§ **Exercise brief**: Reproduce exactly and only the lines running from the one with "What data was" through the one with "What's the underlying", both end lines included.

§ **Material supplied**:

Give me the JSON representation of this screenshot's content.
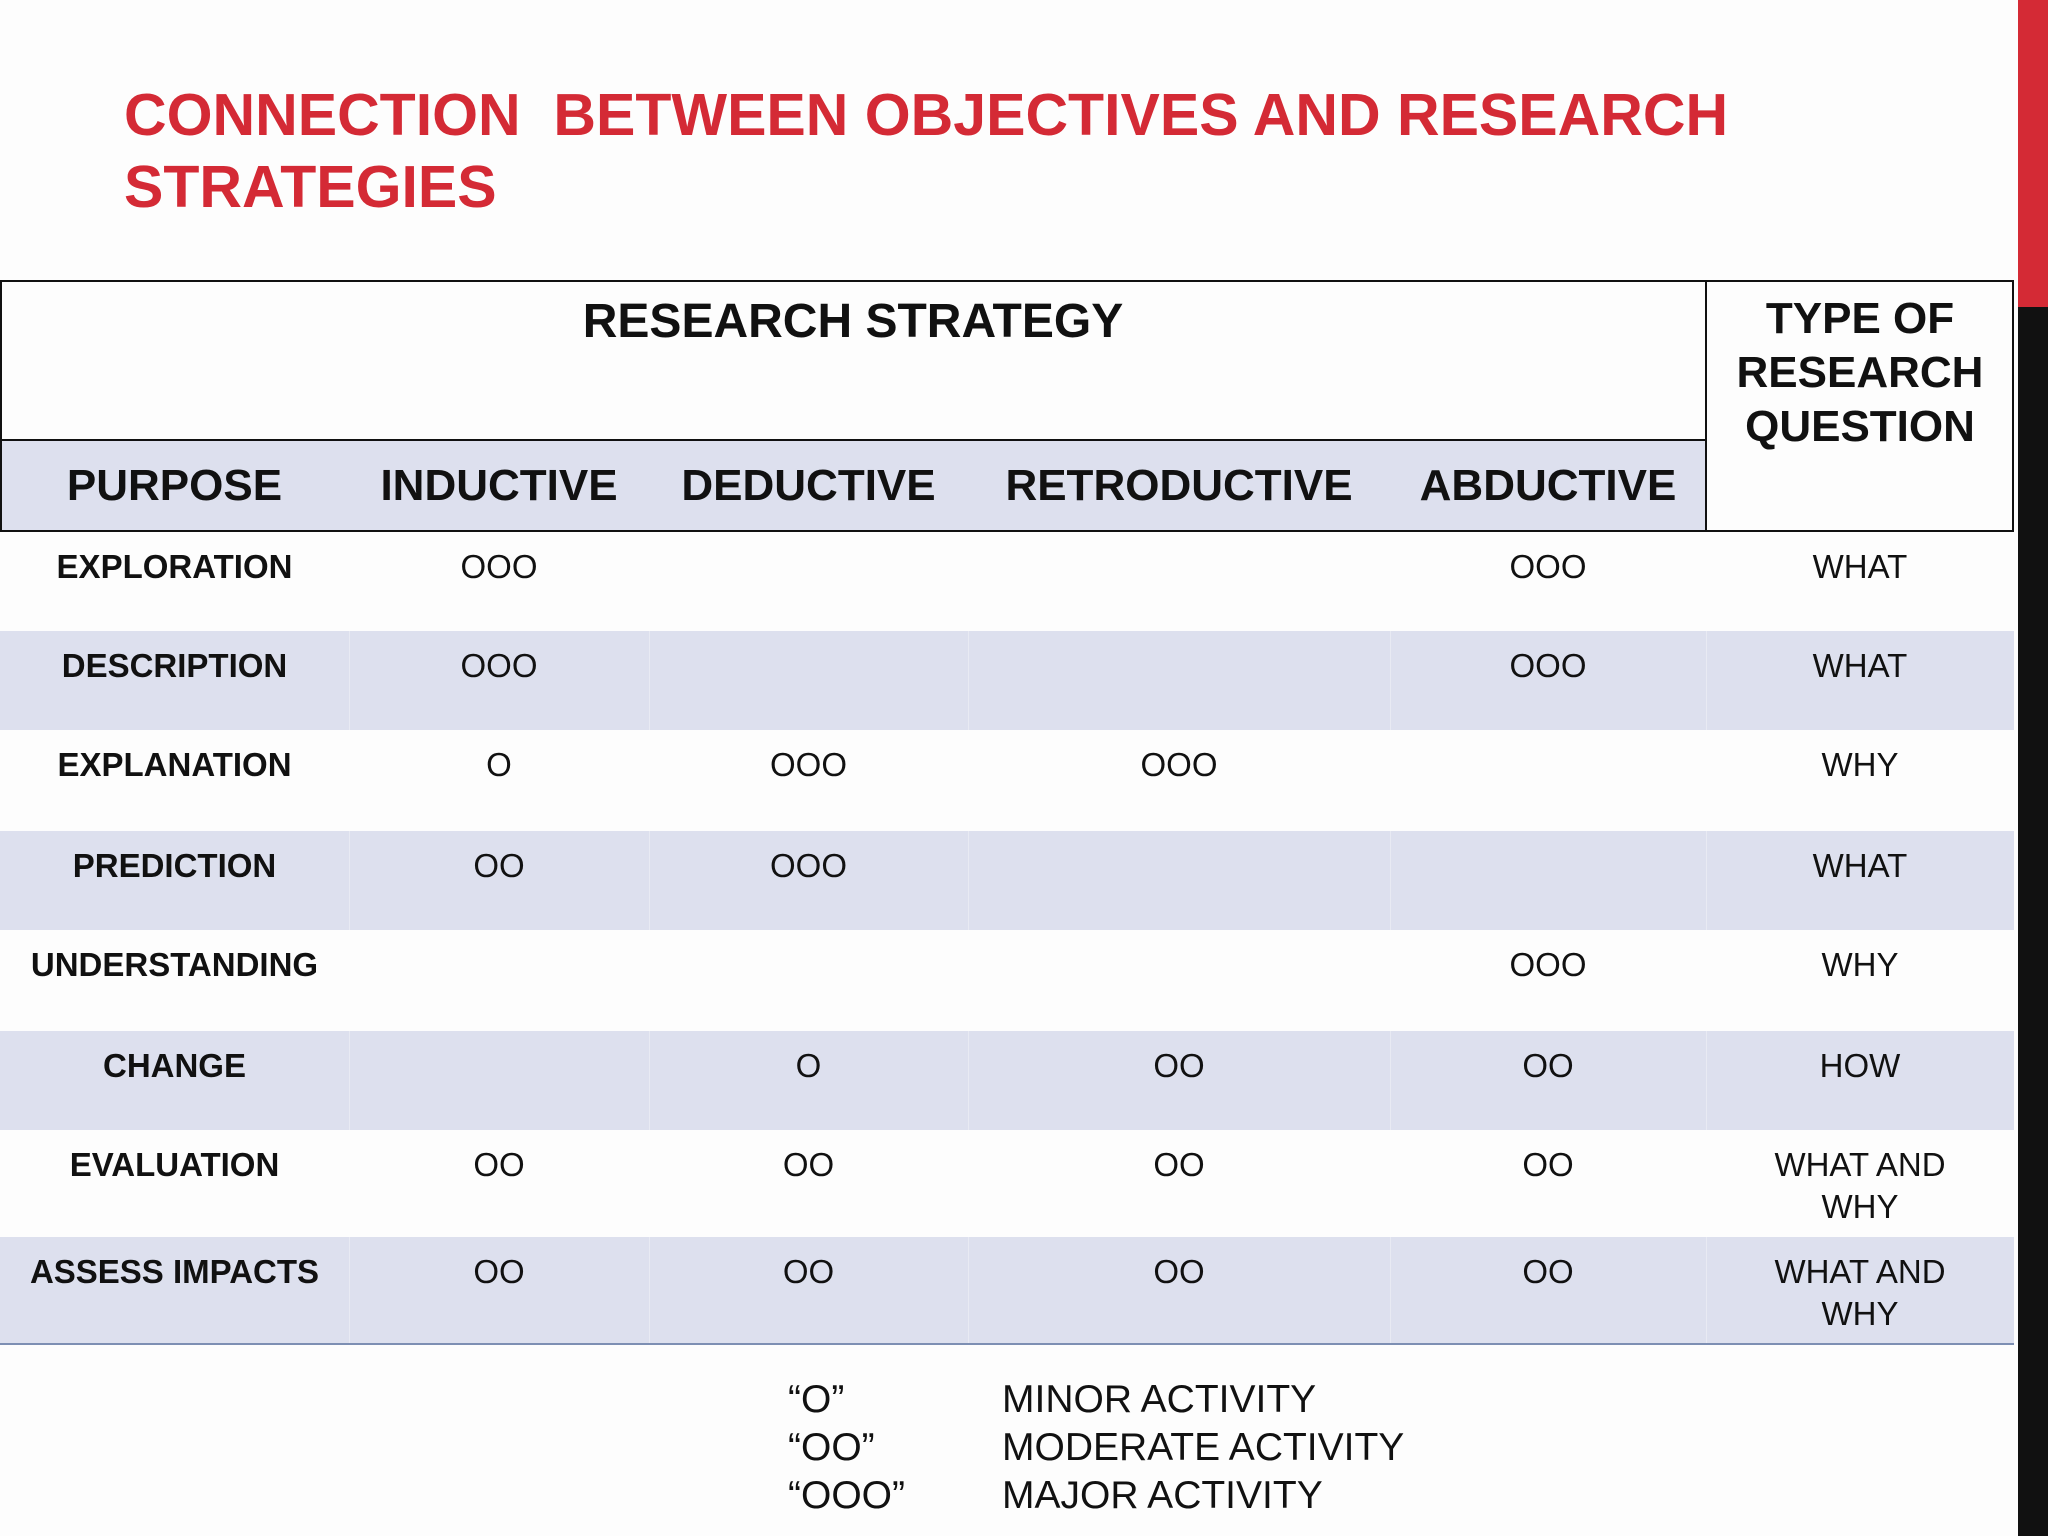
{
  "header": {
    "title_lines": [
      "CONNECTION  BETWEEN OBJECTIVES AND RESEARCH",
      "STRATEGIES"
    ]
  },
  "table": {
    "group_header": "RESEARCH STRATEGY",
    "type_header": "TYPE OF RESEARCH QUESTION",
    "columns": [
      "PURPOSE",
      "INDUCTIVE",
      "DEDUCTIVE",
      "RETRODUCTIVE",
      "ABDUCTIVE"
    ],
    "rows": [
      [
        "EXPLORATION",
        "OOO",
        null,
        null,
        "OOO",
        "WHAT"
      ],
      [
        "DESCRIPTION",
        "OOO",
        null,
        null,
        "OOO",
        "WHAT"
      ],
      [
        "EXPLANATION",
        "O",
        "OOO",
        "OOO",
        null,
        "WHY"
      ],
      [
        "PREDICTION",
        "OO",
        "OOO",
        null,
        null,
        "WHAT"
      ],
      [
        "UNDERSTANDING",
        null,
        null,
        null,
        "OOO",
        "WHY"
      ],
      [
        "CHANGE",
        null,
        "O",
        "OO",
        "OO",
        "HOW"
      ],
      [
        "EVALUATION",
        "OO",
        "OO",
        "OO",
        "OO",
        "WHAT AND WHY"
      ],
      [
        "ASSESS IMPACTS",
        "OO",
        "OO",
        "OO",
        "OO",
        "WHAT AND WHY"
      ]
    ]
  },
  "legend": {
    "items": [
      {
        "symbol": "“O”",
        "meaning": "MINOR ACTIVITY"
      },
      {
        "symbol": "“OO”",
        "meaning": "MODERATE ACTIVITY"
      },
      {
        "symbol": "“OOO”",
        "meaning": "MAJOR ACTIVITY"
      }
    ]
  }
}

==

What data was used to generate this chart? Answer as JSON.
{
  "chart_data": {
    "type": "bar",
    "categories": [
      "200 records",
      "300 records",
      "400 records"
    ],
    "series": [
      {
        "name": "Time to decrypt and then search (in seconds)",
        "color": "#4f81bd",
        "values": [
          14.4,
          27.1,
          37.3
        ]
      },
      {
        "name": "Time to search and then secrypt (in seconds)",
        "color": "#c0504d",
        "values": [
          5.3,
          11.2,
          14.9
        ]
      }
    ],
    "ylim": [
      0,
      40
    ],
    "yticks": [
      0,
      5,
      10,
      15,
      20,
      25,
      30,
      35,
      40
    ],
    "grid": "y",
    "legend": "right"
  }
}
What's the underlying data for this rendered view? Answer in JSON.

==

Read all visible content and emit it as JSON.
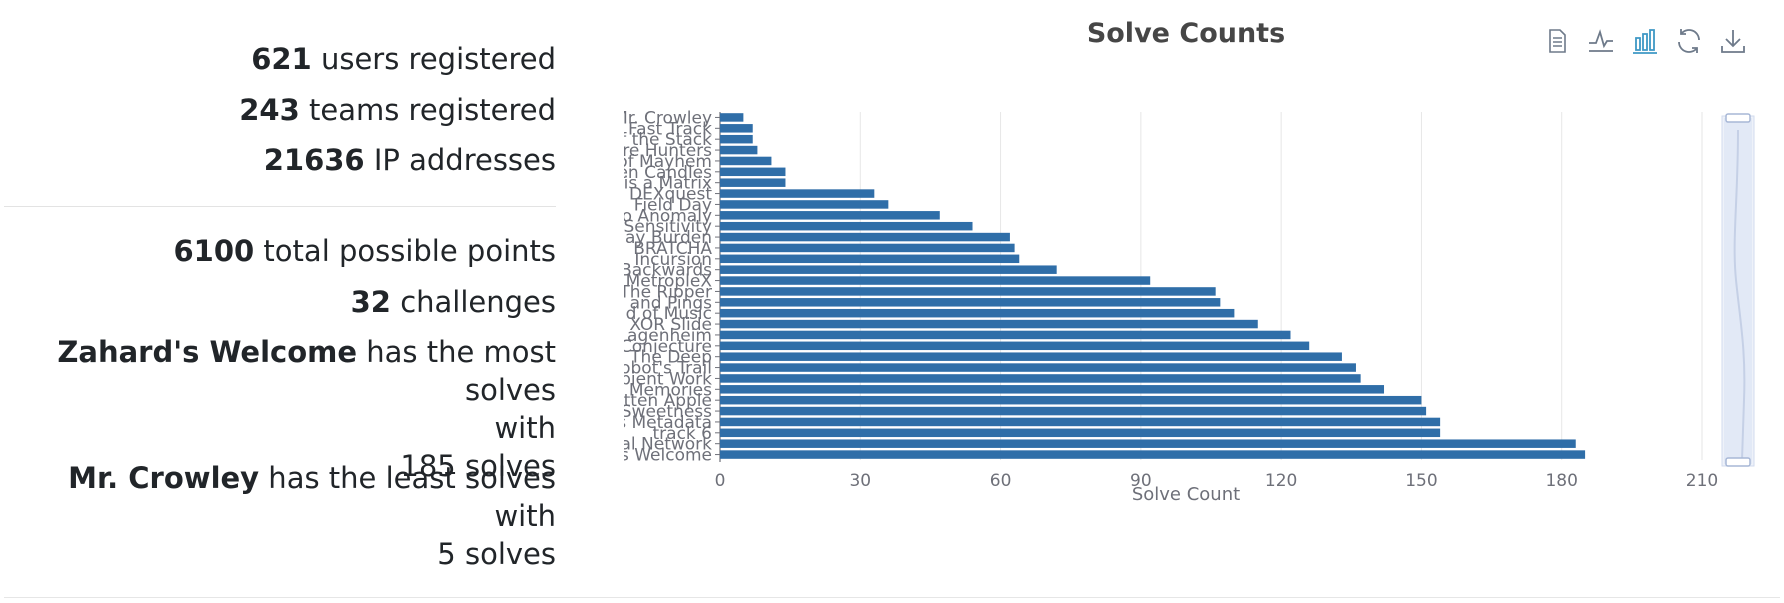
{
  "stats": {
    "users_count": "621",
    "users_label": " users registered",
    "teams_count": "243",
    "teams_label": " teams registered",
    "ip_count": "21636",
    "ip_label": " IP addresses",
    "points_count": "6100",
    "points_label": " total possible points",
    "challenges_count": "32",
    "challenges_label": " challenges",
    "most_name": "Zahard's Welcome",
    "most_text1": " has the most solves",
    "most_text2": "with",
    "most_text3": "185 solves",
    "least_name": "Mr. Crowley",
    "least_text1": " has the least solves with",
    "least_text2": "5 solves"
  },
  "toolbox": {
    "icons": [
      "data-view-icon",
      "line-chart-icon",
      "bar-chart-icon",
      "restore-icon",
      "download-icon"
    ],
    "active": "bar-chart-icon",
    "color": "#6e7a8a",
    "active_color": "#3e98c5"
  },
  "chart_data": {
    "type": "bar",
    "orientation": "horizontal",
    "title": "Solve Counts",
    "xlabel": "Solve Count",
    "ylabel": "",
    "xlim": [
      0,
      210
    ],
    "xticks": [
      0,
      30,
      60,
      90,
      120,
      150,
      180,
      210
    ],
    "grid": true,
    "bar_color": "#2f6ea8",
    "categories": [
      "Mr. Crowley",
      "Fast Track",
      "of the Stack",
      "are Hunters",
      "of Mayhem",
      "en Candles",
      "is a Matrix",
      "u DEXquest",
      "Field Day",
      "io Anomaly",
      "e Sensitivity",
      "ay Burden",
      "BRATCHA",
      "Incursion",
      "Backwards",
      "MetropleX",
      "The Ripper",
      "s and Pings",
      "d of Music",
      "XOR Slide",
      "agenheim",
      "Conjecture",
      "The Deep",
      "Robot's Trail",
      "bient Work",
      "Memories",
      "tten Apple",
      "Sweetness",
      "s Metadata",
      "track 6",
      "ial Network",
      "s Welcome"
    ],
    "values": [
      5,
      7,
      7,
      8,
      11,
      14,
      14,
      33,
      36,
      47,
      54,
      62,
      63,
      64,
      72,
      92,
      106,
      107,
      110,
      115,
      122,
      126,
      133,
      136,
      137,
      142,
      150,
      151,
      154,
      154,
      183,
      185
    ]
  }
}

§ **Problem solution**:
What data was used to generate this chart? Answer as JSON.
{
  "chart_data": {
    "type": "bar",
    "categories": [
      "200 records",
      "300 records",
      "400 records"
    ],
    "series": [
      {
        "name": "Time to decrypt and then search (in seconds)",
        "color": "#4f81bd",
        "values": [
          14.4,
          27.1,
          37.3
        ]
      },
      {
        "name": "Time to search and then secrypt (in seconds)",
        "color": "#c0504d",
        "values": [
          5.3,
          11.2,
          14.9
        ]
      }
    ],
    "ylim": [
      0,
      40
    ],
    "yticks": [
      0,
      5,
      10,
      15,
      20,
      25,
      30,
      35,
      40
    ],
    "grid": "y",
    "legend": "right"
  }
}
What's the underlying data for this rendered view? Answer in JSON.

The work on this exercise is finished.